**WHAT IS BEING ASKED:** How many of the lines that follow contain the word "page"? Give only the number.

**MATERIAL:**
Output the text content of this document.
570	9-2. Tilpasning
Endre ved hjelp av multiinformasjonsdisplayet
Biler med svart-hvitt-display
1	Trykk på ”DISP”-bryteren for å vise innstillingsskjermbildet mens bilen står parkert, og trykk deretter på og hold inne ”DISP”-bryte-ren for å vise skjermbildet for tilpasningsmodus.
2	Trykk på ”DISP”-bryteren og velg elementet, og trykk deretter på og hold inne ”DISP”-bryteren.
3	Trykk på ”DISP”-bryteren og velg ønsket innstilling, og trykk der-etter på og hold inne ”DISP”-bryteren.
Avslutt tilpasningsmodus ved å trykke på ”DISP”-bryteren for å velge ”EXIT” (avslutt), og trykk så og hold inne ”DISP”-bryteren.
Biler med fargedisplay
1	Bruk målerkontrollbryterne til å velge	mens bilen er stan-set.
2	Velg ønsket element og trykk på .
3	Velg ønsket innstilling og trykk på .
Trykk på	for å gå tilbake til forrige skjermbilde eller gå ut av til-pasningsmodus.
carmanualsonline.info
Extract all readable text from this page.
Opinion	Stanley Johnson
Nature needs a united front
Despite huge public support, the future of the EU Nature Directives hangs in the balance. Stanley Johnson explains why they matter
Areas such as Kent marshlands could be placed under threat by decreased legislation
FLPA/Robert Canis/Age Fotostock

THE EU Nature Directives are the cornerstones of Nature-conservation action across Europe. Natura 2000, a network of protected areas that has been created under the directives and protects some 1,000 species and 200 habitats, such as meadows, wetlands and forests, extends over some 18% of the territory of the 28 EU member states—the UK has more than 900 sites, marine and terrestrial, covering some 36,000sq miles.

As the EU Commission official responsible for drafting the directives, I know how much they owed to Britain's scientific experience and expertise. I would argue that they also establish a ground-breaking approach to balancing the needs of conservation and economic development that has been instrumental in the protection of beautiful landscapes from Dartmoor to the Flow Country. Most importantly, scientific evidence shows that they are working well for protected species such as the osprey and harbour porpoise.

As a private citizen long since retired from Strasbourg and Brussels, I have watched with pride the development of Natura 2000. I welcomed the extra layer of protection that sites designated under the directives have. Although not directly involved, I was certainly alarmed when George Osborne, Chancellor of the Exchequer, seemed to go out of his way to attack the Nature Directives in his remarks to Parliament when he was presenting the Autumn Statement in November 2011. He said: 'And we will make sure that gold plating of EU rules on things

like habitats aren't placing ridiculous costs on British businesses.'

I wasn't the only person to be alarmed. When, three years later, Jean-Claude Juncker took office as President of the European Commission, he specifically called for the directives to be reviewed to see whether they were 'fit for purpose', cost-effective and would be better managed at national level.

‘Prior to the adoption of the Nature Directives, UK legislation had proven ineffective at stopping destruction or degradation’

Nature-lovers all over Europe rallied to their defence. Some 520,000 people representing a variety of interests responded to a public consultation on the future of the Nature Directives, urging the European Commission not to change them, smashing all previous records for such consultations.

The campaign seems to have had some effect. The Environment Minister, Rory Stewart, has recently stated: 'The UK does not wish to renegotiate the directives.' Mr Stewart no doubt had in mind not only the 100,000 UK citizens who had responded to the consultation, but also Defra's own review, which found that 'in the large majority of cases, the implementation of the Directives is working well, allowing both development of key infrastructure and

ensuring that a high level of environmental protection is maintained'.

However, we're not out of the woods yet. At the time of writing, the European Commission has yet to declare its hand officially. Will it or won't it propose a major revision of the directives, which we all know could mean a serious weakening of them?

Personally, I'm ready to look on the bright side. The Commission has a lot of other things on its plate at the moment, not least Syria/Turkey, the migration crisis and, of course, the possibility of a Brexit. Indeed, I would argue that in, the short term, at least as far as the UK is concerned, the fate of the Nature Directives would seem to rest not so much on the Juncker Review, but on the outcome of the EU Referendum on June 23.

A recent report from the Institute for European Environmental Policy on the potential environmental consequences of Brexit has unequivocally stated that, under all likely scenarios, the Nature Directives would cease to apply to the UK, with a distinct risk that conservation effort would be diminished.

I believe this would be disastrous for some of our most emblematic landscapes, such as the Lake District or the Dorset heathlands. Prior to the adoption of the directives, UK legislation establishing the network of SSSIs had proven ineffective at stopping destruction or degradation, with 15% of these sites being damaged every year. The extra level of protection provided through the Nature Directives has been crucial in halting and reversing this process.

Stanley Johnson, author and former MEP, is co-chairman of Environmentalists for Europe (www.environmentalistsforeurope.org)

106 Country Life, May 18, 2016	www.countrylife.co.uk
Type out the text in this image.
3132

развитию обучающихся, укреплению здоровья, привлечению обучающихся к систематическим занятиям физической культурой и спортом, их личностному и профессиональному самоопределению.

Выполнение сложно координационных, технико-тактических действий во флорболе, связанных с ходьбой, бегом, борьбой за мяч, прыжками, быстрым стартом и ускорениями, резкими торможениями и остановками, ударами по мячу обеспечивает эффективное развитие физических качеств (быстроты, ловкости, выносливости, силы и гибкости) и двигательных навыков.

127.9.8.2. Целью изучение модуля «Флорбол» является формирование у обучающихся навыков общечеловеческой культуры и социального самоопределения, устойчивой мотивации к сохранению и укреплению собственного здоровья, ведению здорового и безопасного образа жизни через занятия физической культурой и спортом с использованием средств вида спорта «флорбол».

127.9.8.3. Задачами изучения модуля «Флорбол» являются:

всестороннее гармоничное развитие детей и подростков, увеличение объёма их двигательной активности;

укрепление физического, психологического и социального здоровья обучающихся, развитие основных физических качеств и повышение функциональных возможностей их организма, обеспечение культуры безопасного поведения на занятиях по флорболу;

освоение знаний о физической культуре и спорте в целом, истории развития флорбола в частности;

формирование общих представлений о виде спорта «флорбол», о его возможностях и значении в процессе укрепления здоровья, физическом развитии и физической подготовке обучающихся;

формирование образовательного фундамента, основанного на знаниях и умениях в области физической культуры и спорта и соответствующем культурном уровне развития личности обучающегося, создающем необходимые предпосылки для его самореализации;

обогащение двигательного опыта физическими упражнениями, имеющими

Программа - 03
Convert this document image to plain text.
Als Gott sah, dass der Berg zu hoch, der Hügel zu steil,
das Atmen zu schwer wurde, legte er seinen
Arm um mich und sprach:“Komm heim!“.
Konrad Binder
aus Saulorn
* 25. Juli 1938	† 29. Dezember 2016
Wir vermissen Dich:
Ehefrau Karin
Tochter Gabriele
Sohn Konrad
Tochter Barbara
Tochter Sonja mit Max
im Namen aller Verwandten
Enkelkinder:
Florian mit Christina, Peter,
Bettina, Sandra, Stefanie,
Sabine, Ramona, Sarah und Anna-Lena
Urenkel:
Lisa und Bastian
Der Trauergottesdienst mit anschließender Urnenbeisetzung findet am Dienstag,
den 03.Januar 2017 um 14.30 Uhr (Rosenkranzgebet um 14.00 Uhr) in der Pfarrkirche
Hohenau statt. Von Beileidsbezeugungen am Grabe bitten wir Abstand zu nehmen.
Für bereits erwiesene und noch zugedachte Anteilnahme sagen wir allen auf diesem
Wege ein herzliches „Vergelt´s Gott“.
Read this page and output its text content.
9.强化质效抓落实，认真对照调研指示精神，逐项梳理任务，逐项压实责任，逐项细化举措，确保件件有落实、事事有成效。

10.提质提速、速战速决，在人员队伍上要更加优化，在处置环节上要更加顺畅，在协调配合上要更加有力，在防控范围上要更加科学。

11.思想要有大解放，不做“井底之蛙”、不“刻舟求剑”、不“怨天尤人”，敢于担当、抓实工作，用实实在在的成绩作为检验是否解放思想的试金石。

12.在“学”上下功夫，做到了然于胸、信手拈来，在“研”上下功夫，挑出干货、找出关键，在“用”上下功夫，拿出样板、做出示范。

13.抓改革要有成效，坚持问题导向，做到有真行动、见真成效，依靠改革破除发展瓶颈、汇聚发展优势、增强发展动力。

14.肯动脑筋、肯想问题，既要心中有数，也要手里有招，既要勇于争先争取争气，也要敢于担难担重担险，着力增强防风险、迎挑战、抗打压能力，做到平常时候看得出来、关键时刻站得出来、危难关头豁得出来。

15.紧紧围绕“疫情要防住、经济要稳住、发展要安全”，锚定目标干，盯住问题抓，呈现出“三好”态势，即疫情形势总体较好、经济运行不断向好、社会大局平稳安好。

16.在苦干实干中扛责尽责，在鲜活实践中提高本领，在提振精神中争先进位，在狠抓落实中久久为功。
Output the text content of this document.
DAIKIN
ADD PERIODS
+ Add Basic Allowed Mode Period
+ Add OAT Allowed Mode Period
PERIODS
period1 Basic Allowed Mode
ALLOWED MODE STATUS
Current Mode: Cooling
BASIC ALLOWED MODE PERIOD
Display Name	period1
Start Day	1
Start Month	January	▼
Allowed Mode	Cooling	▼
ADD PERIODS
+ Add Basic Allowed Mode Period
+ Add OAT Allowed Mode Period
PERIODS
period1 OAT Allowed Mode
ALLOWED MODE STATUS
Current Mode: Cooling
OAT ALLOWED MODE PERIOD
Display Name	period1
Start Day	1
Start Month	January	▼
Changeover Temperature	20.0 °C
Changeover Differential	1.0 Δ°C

**ANSWER TO THIS EXERCISE:** 2